- MATERIALS PROVIDED -
# # # # # # #

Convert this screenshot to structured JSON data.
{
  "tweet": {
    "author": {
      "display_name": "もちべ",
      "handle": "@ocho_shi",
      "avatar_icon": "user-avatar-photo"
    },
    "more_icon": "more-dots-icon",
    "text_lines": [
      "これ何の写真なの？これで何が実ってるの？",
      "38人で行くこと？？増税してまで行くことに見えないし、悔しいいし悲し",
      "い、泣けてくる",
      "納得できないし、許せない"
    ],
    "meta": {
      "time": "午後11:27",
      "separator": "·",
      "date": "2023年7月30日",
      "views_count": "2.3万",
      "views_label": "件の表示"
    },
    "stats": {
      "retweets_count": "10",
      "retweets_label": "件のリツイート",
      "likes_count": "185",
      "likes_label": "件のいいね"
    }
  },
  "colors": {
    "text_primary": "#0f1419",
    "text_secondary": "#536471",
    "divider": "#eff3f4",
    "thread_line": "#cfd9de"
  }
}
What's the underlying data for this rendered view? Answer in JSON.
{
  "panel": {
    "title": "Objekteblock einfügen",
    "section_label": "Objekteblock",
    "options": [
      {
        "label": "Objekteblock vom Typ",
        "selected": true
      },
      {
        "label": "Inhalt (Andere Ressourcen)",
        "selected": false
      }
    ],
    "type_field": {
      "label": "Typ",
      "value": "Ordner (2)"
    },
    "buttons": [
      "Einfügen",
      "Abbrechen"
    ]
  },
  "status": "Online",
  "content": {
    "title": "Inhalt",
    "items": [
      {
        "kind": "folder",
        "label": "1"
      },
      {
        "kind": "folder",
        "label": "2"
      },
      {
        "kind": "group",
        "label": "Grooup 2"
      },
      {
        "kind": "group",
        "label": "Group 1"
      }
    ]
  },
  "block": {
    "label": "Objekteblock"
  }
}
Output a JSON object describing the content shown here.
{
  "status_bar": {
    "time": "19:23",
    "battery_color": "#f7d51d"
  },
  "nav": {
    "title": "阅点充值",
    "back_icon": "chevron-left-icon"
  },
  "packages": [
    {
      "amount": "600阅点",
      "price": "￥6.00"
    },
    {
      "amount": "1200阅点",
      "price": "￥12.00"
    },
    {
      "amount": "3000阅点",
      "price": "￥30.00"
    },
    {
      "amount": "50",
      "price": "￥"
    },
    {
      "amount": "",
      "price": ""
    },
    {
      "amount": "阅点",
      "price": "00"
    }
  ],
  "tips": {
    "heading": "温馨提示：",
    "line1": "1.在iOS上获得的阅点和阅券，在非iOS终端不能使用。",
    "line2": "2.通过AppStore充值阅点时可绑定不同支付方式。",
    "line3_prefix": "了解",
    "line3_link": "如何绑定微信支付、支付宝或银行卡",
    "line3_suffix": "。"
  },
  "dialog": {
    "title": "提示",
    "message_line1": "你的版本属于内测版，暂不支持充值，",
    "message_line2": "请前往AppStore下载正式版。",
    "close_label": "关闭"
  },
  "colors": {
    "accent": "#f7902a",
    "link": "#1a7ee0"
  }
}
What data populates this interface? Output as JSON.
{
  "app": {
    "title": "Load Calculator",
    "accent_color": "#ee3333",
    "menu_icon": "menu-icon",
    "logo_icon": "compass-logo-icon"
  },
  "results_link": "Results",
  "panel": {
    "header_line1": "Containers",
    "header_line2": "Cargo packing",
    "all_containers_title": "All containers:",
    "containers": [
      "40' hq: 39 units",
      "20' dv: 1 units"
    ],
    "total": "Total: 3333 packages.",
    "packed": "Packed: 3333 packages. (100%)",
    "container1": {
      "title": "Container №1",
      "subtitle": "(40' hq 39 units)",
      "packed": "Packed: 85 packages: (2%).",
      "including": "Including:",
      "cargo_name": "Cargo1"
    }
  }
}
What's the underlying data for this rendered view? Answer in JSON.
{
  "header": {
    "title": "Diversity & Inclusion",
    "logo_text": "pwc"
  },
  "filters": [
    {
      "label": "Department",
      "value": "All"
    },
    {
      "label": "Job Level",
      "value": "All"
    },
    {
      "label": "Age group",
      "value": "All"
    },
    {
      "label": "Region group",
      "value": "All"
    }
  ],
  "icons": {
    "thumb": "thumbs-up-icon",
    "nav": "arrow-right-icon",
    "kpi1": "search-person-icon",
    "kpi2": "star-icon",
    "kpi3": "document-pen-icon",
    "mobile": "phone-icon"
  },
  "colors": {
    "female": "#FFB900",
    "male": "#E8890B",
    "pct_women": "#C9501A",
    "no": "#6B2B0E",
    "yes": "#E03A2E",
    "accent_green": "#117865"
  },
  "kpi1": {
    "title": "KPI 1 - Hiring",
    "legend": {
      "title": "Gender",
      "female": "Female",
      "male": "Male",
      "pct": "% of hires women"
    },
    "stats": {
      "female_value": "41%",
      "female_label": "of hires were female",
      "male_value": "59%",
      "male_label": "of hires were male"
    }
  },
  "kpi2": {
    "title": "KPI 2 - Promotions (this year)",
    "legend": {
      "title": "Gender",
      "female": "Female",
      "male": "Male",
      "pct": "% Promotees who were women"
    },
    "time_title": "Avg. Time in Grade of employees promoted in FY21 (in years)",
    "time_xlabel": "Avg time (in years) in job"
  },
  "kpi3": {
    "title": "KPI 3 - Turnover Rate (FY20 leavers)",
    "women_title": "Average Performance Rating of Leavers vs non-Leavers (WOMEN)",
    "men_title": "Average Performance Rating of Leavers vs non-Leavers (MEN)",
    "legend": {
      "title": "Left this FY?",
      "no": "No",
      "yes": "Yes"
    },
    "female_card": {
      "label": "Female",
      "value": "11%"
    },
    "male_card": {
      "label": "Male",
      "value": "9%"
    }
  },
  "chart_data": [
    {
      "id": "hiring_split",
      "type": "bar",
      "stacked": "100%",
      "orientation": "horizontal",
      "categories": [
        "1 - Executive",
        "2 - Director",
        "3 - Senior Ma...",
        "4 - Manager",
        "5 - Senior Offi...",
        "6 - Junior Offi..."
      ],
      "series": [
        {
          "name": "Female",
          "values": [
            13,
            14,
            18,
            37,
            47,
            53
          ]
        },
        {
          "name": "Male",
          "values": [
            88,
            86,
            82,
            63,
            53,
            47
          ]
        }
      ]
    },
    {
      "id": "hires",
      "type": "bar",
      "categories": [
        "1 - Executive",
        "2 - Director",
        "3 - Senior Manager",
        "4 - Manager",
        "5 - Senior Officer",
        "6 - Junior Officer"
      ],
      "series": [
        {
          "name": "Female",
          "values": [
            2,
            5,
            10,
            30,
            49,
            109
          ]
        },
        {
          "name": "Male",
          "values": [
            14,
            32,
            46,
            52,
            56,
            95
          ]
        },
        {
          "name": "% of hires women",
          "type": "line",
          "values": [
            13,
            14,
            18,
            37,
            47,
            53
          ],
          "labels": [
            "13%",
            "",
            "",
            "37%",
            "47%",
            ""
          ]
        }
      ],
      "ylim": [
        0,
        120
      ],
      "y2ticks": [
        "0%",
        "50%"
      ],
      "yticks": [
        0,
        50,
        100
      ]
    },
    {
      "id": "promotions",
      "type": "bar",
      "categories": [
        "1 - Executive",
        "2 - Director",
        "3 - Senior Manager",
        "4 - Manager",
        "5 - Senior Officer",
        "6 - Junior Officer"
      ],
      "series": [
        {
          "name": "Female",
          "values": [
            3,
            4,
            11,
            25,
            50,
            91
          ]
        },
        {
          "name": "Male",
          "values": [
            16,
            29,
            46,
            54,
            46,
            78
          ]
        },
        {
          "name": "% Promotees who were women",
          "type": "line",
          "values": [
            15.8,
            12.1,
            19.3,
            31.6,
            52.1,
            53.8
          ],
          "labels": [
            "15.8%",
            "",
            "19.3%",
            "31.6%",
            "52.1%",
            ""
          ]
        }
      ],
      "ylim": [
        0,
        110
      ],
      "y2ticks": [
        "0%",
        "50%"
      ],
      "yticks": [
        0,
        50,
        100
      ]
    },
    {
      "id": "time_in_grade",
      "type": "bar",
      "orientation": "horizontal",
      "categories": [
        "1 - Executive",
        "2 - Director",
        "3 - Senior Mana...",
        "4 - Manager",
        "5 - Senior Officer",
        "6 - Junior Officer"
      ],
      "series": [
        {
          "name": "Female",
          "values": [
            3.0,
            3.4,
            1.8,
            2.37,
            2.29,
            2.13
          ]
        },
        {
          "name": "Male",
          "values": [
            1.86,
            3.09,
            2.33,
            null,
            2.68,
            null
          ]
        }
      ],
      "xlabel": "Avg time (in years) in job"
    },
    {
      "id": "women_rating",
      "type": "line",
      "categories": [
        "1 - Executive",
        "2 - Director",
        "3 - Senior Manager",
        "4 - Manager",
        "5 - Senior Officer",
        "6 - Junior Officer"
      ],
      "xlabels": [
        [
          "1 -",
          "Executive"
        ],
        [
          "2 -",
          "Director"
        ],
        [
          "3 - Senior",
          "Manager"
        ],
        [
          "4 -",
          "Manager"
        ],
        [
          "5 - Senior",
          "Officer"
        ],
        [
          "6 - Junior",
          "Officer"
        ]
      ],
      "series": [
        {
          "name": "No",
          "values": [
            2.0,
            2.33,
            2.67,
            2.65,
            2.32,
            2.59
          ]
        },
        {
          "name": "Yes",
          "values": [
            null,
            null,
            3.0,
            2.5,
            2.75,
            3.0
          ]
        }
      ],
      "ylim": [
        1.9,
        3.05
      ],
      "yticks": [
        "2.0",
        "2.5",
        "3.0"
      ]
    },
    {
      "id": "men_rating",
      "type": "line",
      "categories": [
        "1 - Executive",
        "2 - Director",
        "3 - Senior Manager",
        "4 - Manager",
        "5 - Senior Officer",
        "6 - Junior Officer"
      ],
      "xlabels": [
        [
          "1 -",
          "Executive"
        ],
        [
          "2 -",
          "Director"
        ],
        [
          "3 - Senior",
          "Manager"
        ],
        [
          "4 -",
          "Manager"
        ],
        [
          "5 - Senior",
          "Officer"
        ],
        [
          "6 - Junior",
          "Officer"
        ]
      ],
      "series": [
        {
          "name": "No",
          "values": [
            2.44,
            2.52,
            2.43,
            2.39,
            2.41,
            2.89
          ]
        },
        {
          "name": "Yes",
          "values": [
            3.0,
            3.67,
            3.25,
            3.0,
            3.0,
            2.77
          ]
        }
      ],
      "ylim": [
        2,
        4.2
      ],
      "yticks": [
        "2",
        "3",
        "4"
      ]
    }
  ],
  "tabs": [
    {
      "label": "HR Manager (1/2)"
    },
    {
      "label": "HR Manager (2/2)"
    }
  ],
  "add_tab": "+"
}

# # # # # # #

- WHAT YOU HAVE TO DO -
Go through the entries above and copy every line containing "units".

- EXERCISE OUTPUT -
      "40' hq: 39 units",
      "20' dv: 1 units"
      "subtitle": "(40' hq 39 units)",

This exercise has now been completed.